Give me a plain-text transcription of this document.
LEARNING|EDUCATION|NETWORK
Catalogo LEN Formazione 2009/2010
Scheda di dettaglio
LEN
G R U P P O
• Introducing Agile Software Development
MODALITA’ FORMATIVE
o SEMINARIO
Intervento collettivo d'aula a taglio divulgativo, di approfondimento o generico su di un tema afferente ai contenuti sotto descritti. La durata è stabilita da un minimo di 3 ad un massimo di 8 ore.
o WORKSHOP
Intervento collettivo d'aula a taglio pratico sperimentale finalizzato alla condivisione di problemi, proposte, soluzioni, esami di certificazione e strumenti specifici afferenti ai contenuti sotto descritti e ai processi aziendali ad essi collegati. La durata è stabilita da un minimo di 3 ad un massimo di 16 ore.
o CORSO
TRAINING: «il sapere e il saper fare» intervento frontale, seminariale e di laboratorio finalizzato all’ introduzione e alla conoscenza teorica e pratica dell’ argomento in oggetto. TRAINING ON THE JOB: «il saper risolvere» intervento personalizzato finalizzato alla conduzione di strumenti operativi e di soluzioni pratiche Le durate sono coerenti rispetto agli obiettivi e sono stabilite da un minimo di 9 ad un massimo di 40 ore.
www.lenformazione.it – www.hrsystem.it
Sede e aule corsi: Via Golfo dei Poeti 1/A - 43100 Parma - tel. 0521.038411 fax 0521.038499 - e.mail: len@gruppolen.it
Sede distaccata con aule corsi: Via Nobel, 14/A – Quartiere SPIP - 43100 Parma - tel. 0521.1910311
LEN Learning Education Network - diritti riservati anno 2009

☆ ☆ ☆ ☆ ☆ ☆ ☆

▸ TO BE DONE: From the records, copy every line that has the string "aule" in it.

▸ RESPONSE FOR THIS EXERCISE:
Sede e aule corsi: Via Golfo dei Poeti 1/A - 43100 Parma - tel. 0521.038411 fax 0521.038499 - e.mail: len@gruppolen.it
Sede distaccata con aule corsi: Via Nobel, 14/A – Quartiere SPIP - 43100 Parma - tel. 0521.1910311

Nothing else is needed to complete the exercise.